Type the records out again in full, exactly.

--- Dataset rows ---

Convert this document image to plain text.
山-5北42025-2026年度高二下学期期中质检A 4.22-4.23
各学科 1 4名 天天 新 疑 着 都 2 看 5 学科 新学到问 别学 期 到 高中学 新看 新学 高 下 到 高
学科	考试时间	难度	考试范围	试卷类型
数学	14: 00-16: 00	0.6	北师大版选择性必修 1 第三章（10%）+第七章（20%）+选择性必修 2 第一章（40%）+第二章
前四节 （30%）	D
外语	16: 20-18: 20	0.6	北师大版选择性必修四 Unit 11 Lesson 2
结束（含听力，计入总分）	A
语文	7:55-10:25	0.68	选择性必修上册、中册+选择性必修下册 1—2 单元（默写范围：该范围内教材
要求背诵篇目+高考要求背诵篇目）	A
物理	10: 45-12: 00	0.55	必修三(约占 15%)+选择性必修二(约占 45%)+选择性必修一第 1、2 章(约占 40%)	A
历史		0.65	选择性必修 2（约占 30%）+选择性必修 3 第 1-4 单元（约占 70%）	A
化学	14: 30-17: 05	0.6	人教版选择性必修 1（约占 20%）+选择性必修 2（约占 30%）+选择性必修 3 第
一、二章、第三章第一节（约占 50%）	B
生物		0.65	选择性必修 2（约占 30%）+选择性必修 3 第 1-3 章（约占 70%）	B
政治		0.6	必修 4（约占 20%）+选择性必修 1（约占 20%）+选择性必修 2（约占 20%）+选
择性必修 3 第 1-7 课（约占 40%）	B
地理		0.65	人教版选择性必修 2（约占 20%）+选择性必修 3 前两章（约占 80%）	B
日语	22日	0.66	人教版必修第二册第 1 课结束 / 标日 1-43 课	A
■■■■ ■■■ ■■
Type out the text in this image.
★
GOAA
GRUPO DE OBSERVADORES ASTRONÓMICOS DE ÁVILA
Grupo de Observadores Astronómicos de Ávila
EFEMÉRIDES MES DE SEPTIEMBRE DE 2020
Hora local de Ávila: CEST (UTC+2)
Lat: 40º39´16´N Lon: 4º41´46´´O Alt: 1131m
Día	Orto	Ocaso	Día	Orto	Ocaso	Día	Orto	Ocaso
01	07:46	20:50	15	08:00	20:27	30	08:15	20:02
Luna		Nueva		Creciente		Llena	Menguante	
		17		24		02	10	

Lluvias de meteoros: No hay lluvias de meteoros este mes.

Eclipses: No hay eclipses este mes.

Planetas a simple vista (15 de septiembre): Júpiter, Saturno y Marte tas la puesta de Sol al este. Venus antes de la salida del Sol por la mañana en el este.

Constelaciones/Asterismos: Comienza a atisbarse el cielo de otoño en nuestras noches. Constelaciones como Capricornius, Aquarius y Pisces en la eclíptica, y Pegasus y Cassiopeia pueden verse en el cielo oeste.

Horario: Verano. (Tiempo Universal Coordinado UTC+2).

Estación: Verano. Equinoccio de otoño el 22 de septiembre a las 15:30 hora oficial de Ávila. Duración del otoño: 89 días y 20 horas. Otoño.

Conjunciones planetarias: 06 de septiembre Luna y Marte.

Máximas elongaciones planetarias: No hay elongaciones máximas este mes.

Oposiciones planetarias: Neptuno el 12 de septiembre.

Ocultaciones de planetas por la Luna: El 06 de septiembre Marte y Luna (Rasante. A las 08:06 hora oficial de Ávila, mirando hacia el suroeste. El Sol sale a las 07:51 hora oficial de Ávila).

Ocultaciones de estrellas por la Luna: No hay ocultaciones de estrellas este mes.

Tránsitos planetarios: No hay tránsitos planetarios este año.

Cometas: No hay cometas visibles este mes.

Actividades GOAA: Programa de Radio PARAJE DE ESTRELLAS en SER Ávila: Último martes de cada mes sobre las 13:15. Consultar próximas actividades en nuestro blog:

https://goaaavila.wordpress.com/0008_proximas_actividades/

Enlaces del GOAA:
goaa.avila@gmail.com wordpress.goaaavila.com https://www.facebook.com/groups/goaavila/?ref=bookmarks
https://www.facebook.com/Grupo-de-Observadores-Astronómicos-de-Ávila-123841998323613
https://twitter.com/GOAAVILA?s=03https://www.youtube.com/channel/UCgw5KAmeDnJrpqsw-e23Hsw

---

Completed exercise:
Convert this document image to plain text.
山-5北42025-2026年度高二下学期期中质检A 4.22-4.23
各学科 1 4名 天天 新 疑 着 都 2 看 5 学科 新学到问 别学 期 到 高中学 新看 新学 高 下 到 高
学科	考试时间	难度	考试范围	试卷类型
数学	14: 00-16: 00	0.6	北师大版选择性必修 1 第三章（10%）+第七章（20%）+选择性必修 2 第一章（40%）+第二章
前四节 （30%）	D
外语	16: 20-18: 20	0.6	北师大版选择性必修四 Unit 11 Lesson 2
结束（含听力，计入总分）	A
语文	7:55-10:25	0.68	选择性必修上册、中册+选择性必修下册 1—2 单元（默写范围：该范围内教材
要求背诵篇目+高考要求背诵篇目）	A
物理	10: 45-12: 00	0.55	必修三(约占 15%)+选择性必修二(约占 45%)+选择性必修一第 1、2 章(约占 40%)	A
历史		0.65	选择性必修 2（约占 30%）+选择性必修 3 第 1-4 单元（约占 70%）	A
化学	14: 30-17: 05	0.6	人教版选择性必修 1（约占 20%）+选择性必修 2（约占 30%）+选择性必修 3 第
一、二章、第三章第一节（约占 50%）	B
生物		0.65	选择性必修 2（约占 30%）+选择性必修 3 第 1-3 章（约占 70%）	B
政治		0.6	必修 4（约占 20%）+选择性必修 1（约占 20%）+选择性必修 2（约占 20%）+选
择性必修 3 第 1-7 课（约占 40%）	B
地理		0.65	人教版选择性必修 2（约占 20%）+选择性必修 3 前两章（约占 80%）	B
日语	22日	0.66	人教版必修第二册第 1 课结束 / 标日 1-43 课	A
■■■■ ■■■ ■■
Type out the text in this image.
★
GOAA
GRUPO DE OBSERVADORES ASTRONÓMICOS DE ÁVILA
Grupo de Observadores Astronómicos de Ávila
EFEMÉRIDES MES DE SEPTIEMBRE DE 2020
Hora local de Ávila: CEST (UTC+2)
Lat: 40º39´16´N Lon: 4º41´46´´O Alt: 1131m
Día	Orto	Ocaso	Día	Orto	Ocaso	Día	Orto	Ocaso
01	07:46	20:50	15	08:00	20:27	30	08:15	20:02
Luna		Nueva		Creciente		Llena	Menguante	
		17		24		02	10	

Lluvias de meteoros: No hay lluvias de meteoros este mes.

Eclipses: No hay eclipses este mes.

Planetas a simple vista (15 de septiembre): Júpiter, Saturno y Marte tas la puesta de Sol al este. Venus antes de la salida del Sol por la mañana en el este.

Constelaciones/Asterismos: Comienza a atisbarse el cielo de otoño en nuestras noches. Constelaciones como Capricornius, Aquarius y Pisces en la eclíptica, y Pegasus y Cassiopeia pueden verse en el cielo oeste.

Horario: Verano. (Tiempo Universal Coordinado UTC+2).

Estación: Verano. Equinoccio de otoño el 22 de septiembre a las 15:30 hora oficial de Ávila. Duración del otoño: 89 días y 20 horas. Otoño.

Conjunciones planetarias: 06 de septiembre Luna y Marte.

Máximas elongaciones planetarias: No hay elongaciones máximas este mes.

Oposiciones planetarias: Neptuno el 12 de septiembre.

Ocultaciones de planetas por la Luna: El 06 de septiembre Marte y Luna (Rasante. A las 08:06 hora oficial de Ávila, mirando hacia el suroeste. El Sol sale a las 07:51 hora oficial de Ávila).

Ocultaciones de estrellas por la Luna: No hay ocultaciones de estrellas este mes.

Tránsitos planetarios: No hay tránsitos planetarios este año.

Cometas: No hay cometas visibles este mes.

Actividades GOAA: Programa de Radio PARAJE DE ESTRELLAS en SER Ávila: Último martes de cada mes sobre las 13:15. Consultar próximas actividades en nuestro blog:

https://goaaavila.wordpress.com/0008_proximas_actividades/

Enlaces del GOAA:
goaa.avila@gmail.com wordpress.goaaavila.com https://www.facebook.com/groups/goaavila/?ref=bookmarks
https://www.facebook.com/Grupo-de-Observadores-Astronómicos-de-Ávila-123841998323613
https://twitter.com/GOAAVILA?s=03https://www.youtube.com/channel/UCgw5KAmeDnJrpqsw-e23Hsw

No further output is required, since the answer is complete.